---------- Dataset records ----------

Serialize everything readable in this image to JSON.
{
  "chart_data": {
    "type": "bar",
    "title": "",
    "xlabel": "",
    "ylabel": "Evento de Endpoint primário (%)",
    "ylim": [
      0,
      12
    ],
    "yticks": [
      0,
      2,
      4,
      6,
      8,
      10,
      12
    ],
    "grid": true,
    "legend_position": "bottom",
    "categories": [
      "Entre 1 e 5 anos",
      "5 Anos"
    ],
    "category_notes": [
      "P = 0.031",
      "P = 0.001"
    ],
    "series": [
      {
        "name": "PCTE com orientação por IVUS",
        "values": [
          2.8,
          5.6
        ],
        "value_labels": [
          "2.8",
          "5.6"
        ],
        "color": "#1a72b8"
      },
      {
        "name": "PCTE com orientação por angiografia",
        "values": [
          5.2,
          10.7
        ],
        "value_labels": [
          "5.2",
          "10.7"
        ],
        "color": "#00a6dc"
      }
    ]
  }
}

----------

### Aim of the task
Each line of the material above needs to be quoted exactly, please.

### Result for this exercise
Serialize everything readable in this image to JSON.
{
  "chart_data": {
    "type": "bar",
    "title": "",
    "xlabel": "",
    "ylabel": "Evento de Endpoint primário (%)",
    "ylim": [
      0,
      12
    ],
    "yticks": [
      0,
      2,
      4,
      6,
      8,
      10,
      12
    ],
    "grid": true,
    "legend_position": "bottom",
    "categories": [
      "Entre 1 e 5 anos",
      "5 Anos"
    ],
    "category_notes": [
      "P = 0.031",
      "P = 0.001"
    ],
    "series": [
      {
        "name": "PCTE com orientação por IVUS",
        "values": [
          2.8,
          5.6
        ],
        "value_labels": [
          "2.8",
          "5.6"
        ],
        "color": "#1a72b8"
      },
      {
        "name": "PCTE com orientação por angiografia",
        "values": [
          5.2,
          10.7
        ],
        "value_labels": [
          "5.2",
          "10.7"
        ],
        "color": "#00a6dc"
      }
    ]
  }
}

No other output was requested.